Examine each line of the data. Copy those that contain the string "Case".

[Source records]

--

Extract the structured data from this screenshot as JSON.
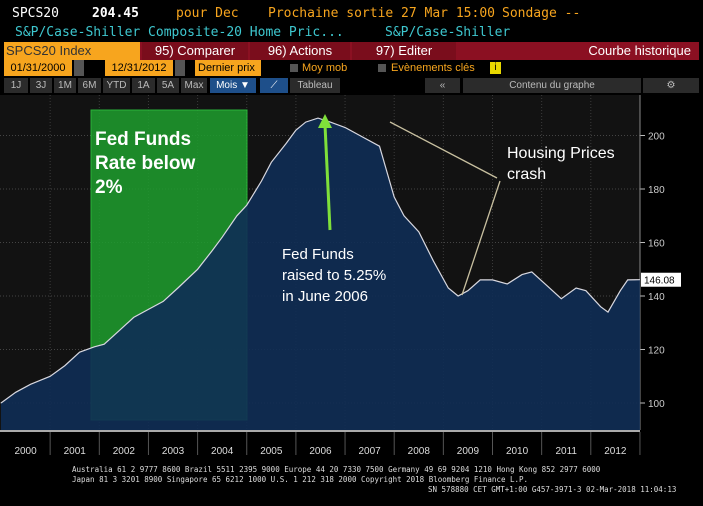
{
  "header": {
    "ticker": "SPCS20",
    "price": "204.45",
    "period": "pour Dec",
    "next_release": "Prochaine sortie 27 Mar 15:00",
    "survey": "Sondage --",
    "name": "S&P/Case-Shiller Composite-20 Home Pric...",
    "source": "S&P/Case-Shiller"
  },
  "toolbar": {
    "security": "SPCS20 Index",
    "compare": "95) Comparer",
    "actions": "96) Actions",
    "edit": "97) Editer",
    "mode": "Courbe historique"
  },
  "controls": {
    "start_date": "01/31/2000",
    "end_date": "12/31/2012",
    "field": "Dernier prix",
    "moving_avg": "Moy mob",
    "key_events": "Evènements clés",
    "info": "i"
  },
  "periods": [
    "1J",
    "3J",
    "1M",
    "6M",
    "YTD",
    "1A",
    "5A",
    "Max"
  ],
  "frequency": "Mois ▼",
  "table": "Tableau",
  "collapse": "«",
  "chart_content": "Contenu du graphe",
  "settings_icon": "gear-icon",
  "colors": {
    "accent": "#f7a51e",
    "bar": "#8b1022",
    "fill": "#0f2d55",
    "highlight": "#1e9e2e",
    "arrow": "#7fe03a"
  },
  "chart_data": {
    "type": "area",
    "x_ticks": [
      "2000",
      "2001",
      "2002",
      "2003",
      "2004",
      "2005",
      "2006",
      "2007",
      "2008",
      "2009",
      "2010",
      "2011",
      "2012"
    ],
    "y_ticks": [
      100,
      120,
      140,
      160,
      180,
      200
    ],
    "ylim": [
      90,
      212
    ],
    "xlim": [
      2000,
      2013
    ],
    "last_value_label": "146.08",
    "points": [
      [
        2000.0,
        100
      ],
      [
        2000.3,
        104
      ],
      [
        2000.6,
        107
      ],
      [
        2001.0,
        110
      ],
      [
        2001.3,
        114
      ],
      [
        2001.6,
        119
      ],
      [
        2001.9,
        121
      ],
      [
        2002.1,
        122
      ],
      [
        2002.4,
        127
      ],
      [
        2002.7,
        132
      ],
      [
        2003.0,
        135
      ],
      [
        2003.3,
        138
      ],
      [
        2003.6,
        143
      ],
      [
        2004.0,
        150
      ],
      [
        2004.3,
        157
      ],
      [
        2004.5,
        162
      ],
      [
        2004.8,
        170
      ],
      [
        2005.0,
        174
      ],
      [
        2005.3,
        183
      ],
      [
        2005.5,
        190
      ],
      [
        2005.8,
        197
      ],
      [
        2006.0,
        202
      ],
      [
        2006.2,
        205
      ],
      [
        2006.45,
        206.5
      ],
      [
        2006.7,
        205
      ],
      [
        2007.0,
        203
      ],
      [
        2007.3,
        200
      ],
      [
        2007.7,
        196
      ],
      [
        2008.0,
        177
      ],
      [
        2008.2,
        170
      ],
      [
        2008.5,
        164
      ],
      [
        2008.8,
        153
      ],
      [
        2009.1,
        143
      ],
      [
        2009.3,
        140
      ],
      [
        2009.5,
        142
      ],
      [
        2009.75,
        146
      ],
      [
        2010.0,
        146
      ],
      [
        2010.3,
        144.5
      ],
      [
        2010.6,
        148
      ],
      [
        2010.8,
        149
      ],
      [
        2011.1,
        144
      ],
      [
        2011.4,
        139
      ],
      [
        2011.7,
        143
      ],
      [
        2011.9,
        142
      ],
      [
        2012.2,
        136
      ],
      [
        2012.35,
        134
      ],
      [
        2012.6,
        142
      ],
      [
        2012.75,
        146
      ],
      [
        2013.0,
        146.08
      ]
    ],
    "annotations": {
      "fed_low": "Fed Funds Rate below 2%",
      "fed_raise": "Fed Funds raised to 5.25% in June 2006",
      "crash": "Housing Prices crash"
    }
  },
  "footer": {
    "line1": "Australia 61 2 9777 8600 Brazil 5511 2395 9000 Europe 44 20 7330 7500 Germany 49 69 9204 1210 Hong Kong 852 2977 6000",
    "line2": "Japan 81 3 3201 8900      Singapore 65 6212 1000      U.S. 1 212 318 2000       Copyright 2018 Bloomberg Finance L.P.",
    "line3": "SN 578880 CET  GMT+1:00 G457-3971-3 02-Mar-2018 11:04:13"
  }
}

--

▶ [WRITTEN SOLUTION]
    "name": "S&P/Case-Shiller Composite-20 Home Pric...",
    "source": "S&P/Case-Shiller"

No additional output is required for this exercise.